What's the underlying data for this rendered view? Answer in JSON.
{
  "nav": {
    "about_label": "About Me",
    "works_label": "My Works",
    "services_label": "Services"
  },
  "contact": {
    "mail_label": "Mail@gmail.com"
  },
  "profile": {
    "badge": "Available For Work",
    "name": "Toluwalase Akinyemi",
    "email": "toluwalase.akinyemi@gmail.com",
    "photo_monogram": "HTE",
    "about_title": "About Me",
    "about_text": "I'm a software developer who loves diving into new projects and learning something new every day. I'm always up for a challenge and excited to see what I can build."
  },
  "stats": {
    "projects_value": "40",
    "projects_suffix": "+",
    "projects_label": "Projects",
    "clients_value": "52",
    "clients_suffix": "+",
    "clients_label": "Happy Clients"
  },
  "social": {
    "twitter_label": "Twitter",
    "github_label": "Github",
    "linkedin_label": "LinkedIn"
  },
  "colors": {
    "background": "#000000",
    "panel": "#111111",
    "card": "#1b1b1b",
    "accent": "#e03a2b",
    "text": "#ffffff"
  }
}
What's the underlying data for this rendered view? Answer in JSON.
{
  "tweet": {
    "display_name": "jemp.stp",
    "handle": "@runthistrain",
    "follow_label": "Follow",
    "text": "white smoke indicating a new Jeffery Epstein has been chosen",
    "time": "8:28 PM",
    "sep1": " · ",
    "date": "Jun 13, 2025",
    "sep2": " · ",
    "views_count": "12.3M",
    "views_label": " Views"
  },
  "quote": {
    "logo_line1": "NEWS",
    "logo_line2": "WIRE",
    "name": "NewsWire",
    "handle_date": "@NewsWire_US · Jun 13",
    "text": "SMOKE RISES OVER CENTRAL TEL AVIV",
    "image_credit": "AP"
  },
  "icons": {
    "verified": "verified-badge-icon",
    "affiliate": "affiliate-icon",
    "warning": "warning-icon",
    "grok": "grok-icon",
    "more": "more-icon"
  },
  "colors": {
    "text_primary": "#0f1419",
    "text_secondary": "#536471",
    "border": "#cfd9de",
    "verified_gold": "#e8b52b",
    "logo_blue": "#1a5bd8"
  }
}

What you need to do
Return the entries above exactly, each one complete.

Finished answer
What's the underlying data for this rendered view? Answer in JSON.
{
  "nav": {
    "about_label": "About Me",
    "works_label": "My Works",
    "services_label": "Services"
  },
  "contact": {
    "mail_label": "Mail@gmail.com"
  },
  "profile": {
    "badge": "Available For Work",
    "name": "Toluwalase Akinyemi",
    "email": "toluwalase.akinyemi@gmail.com",
    "photo_monogram": "HTE",
    "about_title": "About Me",
    "about_text": "I'm a software developer who loves diving into new projects and learning something new every day. I'm always up for a challenge and excited to see what I can build."
  },
  "stats": {
    "projects_value": "40",
    "projects_suffix": "+",
    "projects_label": "Projects",
    "clients_value": "52",
    "clients_suffix": "+",
    "clients_label": "Happy Clients"
  },
  "social": {
    "twitter_label": "Twitter",
    "github_label": "Github",
    "linkedin_label": "LinkedIn"
  },
  "colors": {
    "background": "#000000",
    "panel": "#111111",
    "card": "#1b1b1b",
    "accent": "#e03a2b",
    "text": "#ffffff"
  }
}
What's the underlying data for this rendered view? Answer in JSON.
{
  "tweet": {
    "display_name": "jemp.stp",
    "handle": "@runthistrain",
    "follow_label": "Follow",
    "text": "white smoke indicating a new Jeffery Epstein has been chosen",
    "time": "8:28 PM",
    "sep1": " · ",
    "date": "Jun 13, 2025",
    "sep2": " · ",
    "views_count": "12.3M",
    "views_label": " Views"
  },
  "quote": {
    "logo_line1": "NEWS",
    "logo_line2": "WIRE",
    "name": "NewsWire",
    "handle_date": "@NewsWire_US · Jun 13",
    "text": "SMOKE RISES OVER CENTRAL TEL AVIV",
    "image_credit": "AP"
  },
  "icons": {
    "verified": "verified-badge-icon",
    "affiliate": "affiliate-icon",
    "warning": "warning-icon",
    "grok": "grok-icon",
    "more": "more-icon"
  },
  "colors": {
    "text_primary": "#0f1419",
    "text_secondary": "#536471",
    "border": "#cfd9de",
    "verified_gold": "#e8b52b",
    "logo_blue": "#1a5bd8"
  }
}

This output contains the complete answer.